• Dataset extract:
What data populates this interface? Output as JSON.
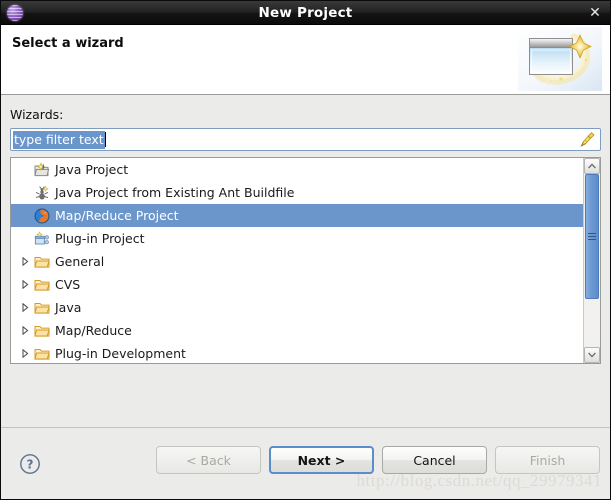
{
  "window": {
    "title": "New Project",
    "app_icon": "eclipse-globe-icon",
    "close_label": "✕"
  },
  "header": {
    "title": "Select a wizard",
    "icon": "wizard-banner-icon"
  },
  "form": {
    "wizards_label": "Wizards:",
    "filter": {
      "value": "type filter text",
      "placeholder": "type filter text",
      "selected": true,
      "clear_icon": "broom-icon"
    }
  },
  "tree": {
    "items": [
      {
        "label": "Java Project",
        "icon": "java-project-icon",
        "expandable": false,
        "selected": false,
        "indent": 1
      },
      {
        "label": "Java Project from Existing Ant Buildfile",
        "icon": "ant-buildfile-icon",
        "expandable": false,
        "selected": false,
        "indent": 1
      },
      {
        "label": "Map/Reduce Project",
        "icon": "map-reduce-icon",
        "expandable": false,
        "selected": true,
        "indent": 1
      },
      {
        "label": "Plug-in Project",
        "icon": "plugin-project-icon",
        "expandable": false,
        "selected": false,
        "indent": 1
      },
      {
        "label": "General",
        "icon": "folder-icon",
        "expandable": true,
        "selected": false,
        "indent": 0
      },
      {
        "label": "CVS",
        "icon": "folder-icon",
        "expandable": true,
        "selected": false,
        "indent": 0
      },
      {
        "label": "Java",
        "icon": "folder-icon",
        "expandable": true,
        "selected": false,
        "indent": 0
      },
      {
        "label": "Map/Reduce",
        "icon": "folder-icon",
        "expandable": true,
        "selected": false,
        "indent": 0
      },
      {
        "label": "Plug-in Development",
        "icon": "folder-icon",
        "expandable": true,
        "selected": false,
        "indent": 0
      }
    ],
    "scrollbar": {
      "up_arrow": "chevron-up-icon",
      "down_arrow": "chevron-down-icon",
      "thumb_position_percent": 0,
      "thumb_size_percent": 72
    }
  },
  "footer": {
    "help_icon": "help-question-icon",
    "buttons": [
      {
        "label": "< Back",
        "state": "disabled"
      },
      {
        "label": "Next >",
        "state": "default"
      },
      {
        "label": "Cancel",
        "state": "normal"
      },
      {
        "label": "Finish",
        "state": "disabled"
      }
    ]
  },
  "watermark": {
    "text": "http://blog.csdn.net/qq_29979341"
  },
  "colors": {
    "selection": "#6b96cc",
    "dialog_bg": "#ebebe9",
    "titlebar_bg": "#141414",
    "accent_border": "#5b8ccb"
  }
}
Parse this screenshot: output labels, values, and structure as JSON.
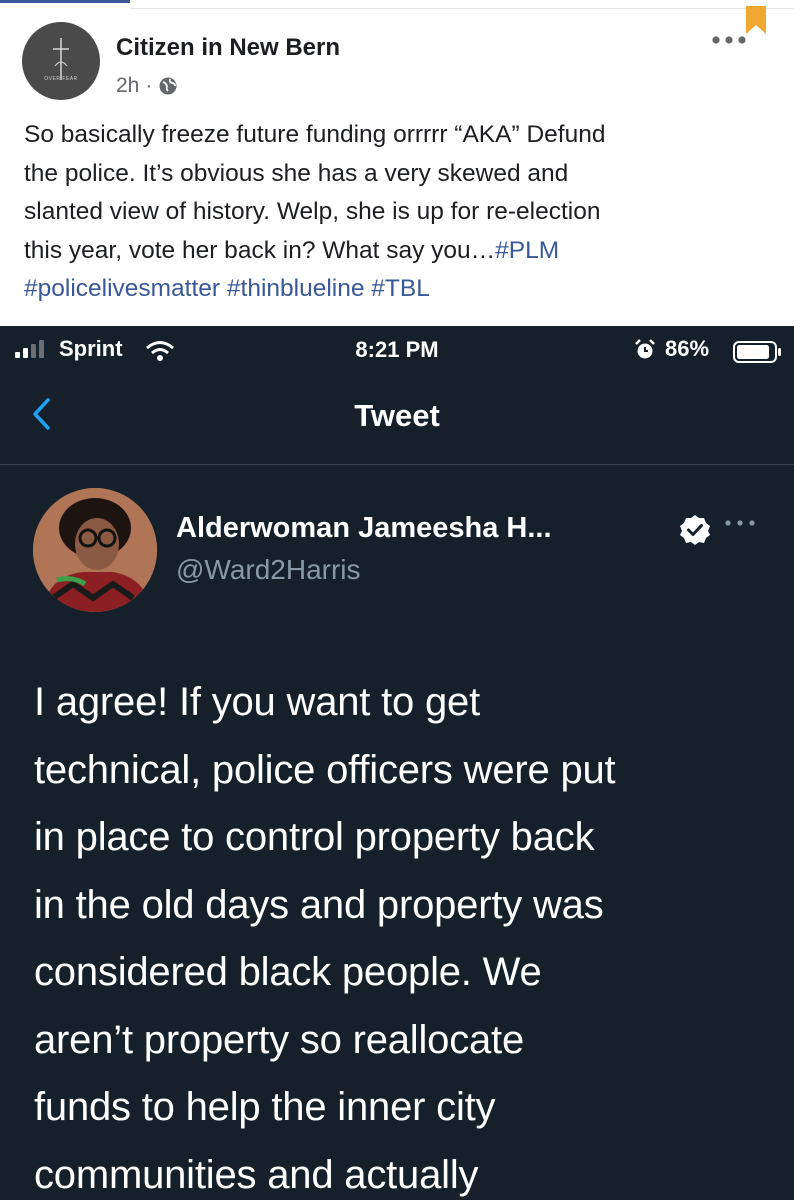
{
  "facebook_post": {
    "author": "Citizen in New Bern",
    "avatar_caption": "OVER FEAR",
    "time": "2h",
    "separator": "·",
    "text_lines": [
      "So basically freeze future funding orrrrr “AKA” Defund",
      "the police. It’s obvious she has a very skewed and",
      "slanted view of history. Welp, she is up for re-election"
    ],
    "line4_text": "this year, vote her back in? What say you…",
    "hashtags_line4": "#PLM",
    "hashtags_line5": "#policelivesmatter #thinblueline #TBL"
  },
  "phone_status": {
    "carrier": "Sprint",
    "time": "8:21 PM",
    "battery_percent": "86%"
  },
  "tweet": {
    "nav_title": "Tweet",
    "display_name": "Alderwoman Jameesha H...",
    "handle": "@Ward2Harris",
    "body_lines": [
      "I agree! If you want to get",
      "technical, police officers were put",
      "in place to control property back",
      "in the old days and property was",
      "considered black people. We",
      "aren’t property so reallocate",
      "funds to help the inner city",
      "communities and actually"
    ]
  },
  "colors": {
    "facebook_link": "#385898",
    "tweet_background": "#15202b",
    "twitter_blue": "#1da1f2",
    "bookmark": "#f0a830"
  }
}
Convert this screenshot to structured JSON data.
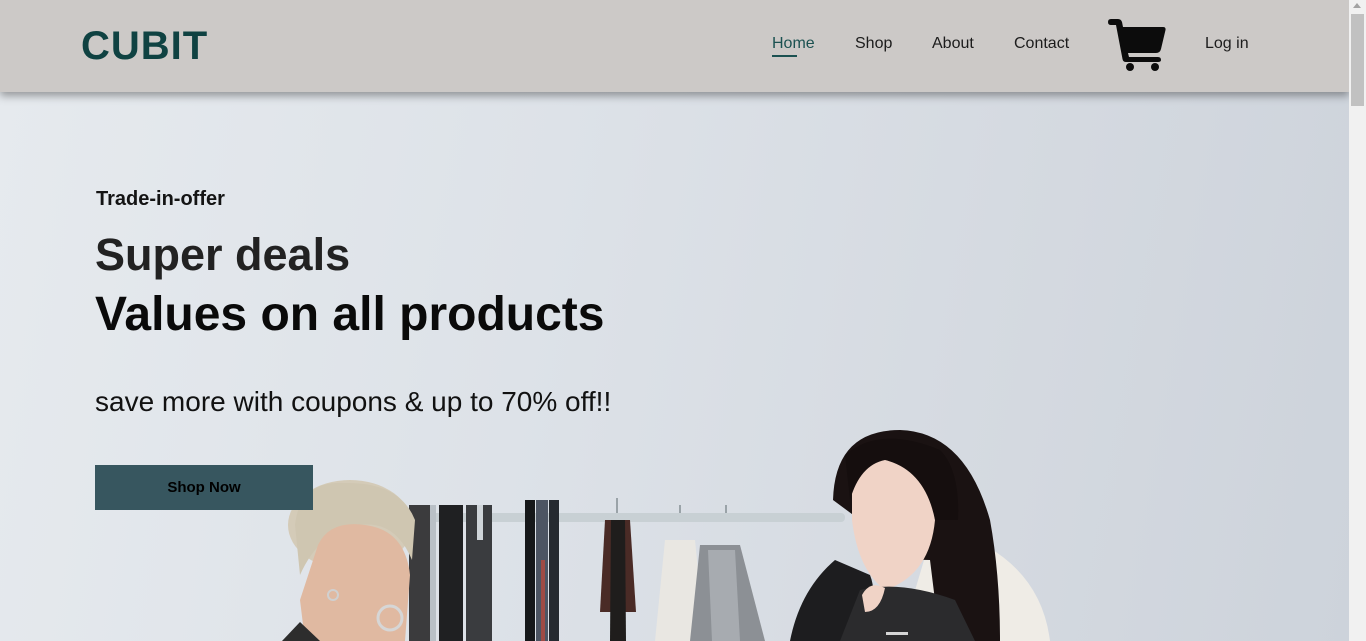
{
  "brand": {
    "logo_text": "CUBIT",
    "color": "#0f4242"
  },
  "nav": {
    "items": [
      {
        "label": "Home",
        "active": true
      },
      {
        "label": "Shop",
        "active": false
      },
      {
        "label": "About",
        "active": false
      },
      {
        "label": "Contact",
        "active": false
      }
    ],
    "cart_icon": "shopping-cart-icon",
    "login_label": "Log in"
  },
  "hero": {
    "tagline": "Trade-in-offer",
    "headline_1": "Super deals",
    "headline_2": "Values on all products",
    "subtitle": "save more with coupons & up to 70% off!!",
    "cta_label": "Shop Now",
    "cta_color": "#37565f"
  },
  "colors": {
    "header_bg": "#ccc9c7",
    "accent": "#1b5151"
  }
}
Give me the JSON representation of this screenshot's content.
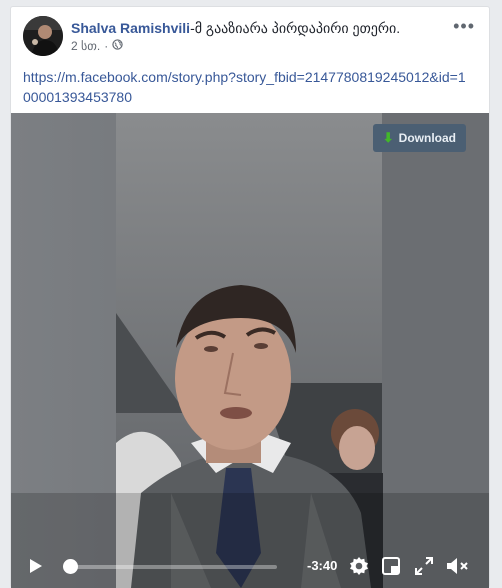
{
  "post": {
    "author": "Shalva Ramishvili",
    "title_suffix": "-მ გააზიარა პირდაპირი ეთერი.",
    "time": "2 სთ.",
    "separator": "·",
    "privacy_icon": "globe-icon",
    "more_icon": "more-options-icon",
    "more_label": "•••",
    "link": "https://m.facebook.com/story.php?story_fbid=2147780819245012&id=100001393453780"
  },
  "video": {
    "download_label": "Download",
    "download_icon": "download-arrow-icon",
    "time_remaining": "-3:40",
    "progress": 0.0,
    "colors": {
      "accent_link": "#385898",
      "download_bg": "#4b5f73",
      "download_arrow": "#42b72a"
    },
    "controls": {
      "play_icon": "play-icon",
      "settings_icon": "gear-icon",
      "pip_icon": "picture-in-picture-icon",
      "fullscreen_icon": "fullscreen-icon",
      "volume_icon": "volume-muted-icon"
    }
  }
}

• Do this: Using the material above, copy every line in which the string "chevron" occurs.

• Response to this task:
      "up_arrow": "chevron-up-icon",
      "down_arrow": "chevron-down-icon",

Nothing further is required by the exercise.